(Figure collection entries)
>>>>
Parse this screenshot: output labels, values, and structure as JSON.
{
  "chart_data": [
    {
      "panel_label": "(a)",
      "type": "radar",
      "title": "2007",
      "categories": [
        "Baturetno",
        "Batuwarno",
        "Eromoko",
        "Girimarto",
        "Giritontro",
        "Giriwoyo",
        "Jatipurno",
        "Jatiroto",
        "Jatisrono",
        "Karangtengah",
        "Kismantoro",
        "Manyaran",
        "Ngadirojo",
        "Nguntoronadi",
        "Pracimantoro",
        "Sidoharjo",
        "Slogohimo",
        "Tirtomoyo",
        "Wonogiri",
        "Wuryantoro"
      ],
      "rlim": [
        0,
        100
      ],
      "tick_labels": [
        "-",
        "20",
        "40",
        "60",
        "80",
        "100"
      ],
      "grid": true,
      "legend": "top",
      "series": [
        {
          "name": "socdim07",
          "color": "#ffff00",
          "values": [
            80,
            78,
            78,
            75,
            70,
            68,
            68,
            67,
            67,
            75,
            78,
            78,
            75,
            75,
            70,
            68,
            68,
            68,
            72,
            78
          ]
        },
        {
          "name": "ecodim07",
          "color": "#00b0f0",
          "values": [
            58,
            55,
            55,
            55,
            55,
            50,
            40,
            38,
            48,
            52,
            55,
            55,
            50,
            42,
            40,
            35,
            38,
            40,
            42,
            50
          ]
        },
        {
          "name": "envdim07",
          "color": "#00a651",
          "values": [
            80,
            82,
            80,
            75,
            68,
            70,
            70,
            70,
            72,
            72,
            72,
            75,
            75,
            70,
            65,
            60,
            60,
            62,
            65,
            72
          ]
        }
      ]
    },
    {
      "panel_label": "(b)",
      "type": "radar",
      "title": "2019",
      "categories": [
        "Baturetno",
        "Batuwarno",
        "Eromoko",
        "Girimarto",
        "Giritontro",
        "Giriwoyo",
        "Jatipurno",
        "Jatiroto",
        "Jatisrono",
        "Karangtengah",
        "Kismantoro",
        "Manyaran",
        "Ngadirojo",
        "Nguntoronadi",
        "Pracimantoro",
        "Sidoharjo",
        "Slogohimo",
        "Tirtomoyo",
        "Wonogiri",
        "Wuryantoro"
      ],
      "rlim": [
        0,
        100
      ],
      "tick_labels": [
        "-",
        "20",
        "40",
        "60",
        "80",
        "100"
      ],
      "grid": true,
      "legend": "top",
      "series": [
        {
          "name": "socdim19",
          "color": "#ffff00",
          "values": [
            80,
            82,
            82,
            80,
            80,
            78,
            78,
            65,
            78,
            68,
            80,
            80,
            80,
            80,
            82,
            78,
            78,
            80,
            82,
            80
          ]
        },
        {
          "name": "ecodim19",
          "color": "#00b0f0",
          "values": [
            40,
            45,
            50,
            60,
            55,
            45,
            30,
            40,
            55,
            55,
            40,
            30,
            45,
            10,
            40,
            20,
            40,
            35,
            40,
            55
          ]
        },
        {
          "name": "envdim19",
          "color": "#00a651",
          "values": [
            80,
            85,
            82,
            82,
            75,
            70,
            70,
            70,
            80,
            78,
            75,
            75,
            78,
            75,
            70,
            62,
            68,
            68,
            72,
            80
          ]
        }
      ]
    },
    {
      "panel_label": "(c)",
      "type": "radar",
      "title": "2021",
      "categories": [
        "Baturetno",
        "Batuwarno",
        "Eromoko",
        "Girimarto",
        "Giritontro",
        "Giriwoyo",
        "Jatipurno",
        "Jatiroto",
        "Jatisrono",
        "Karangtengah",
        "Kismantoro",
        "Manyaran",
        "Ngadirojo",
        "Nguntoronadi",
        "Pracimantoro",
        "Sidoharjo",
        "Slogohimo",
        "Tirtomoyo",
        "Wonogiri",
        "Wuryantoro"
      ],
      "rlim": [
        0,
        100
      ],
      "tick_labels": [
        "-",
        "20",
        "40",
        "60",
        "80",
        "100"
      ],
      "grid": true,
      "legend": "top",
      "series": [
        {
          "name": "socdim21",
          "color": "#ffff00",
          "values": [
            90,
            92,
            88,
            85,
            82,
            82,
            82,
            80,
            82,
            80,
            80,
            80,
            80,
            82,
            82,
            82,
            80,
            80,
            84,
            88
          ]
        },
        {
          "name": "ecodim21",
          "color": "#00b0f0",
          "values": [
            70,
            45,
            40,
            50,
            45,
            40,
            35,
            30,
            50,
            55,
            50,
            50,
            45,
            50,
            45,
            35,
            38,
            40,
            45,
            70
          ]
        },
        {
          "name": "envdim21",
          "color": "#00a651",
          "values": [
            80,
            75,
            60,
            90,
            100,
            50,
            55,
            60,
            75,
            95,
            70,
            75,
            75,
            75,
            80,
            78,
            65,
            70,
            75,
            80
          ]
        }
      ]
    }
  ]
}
<<<<
§ **Directions for this task**
Copy out every line of the data that includes the word "name".

§ **Response**
          "name": "socdim07",
          "name": "ecodim07",
          "name": "envdim07",
          "name": "socdim19",
          "name": "ecodim19",
          "name": "envdim19",
          "name": "socdim21",
          "name": "ecodim21",
          "name": "envdim21",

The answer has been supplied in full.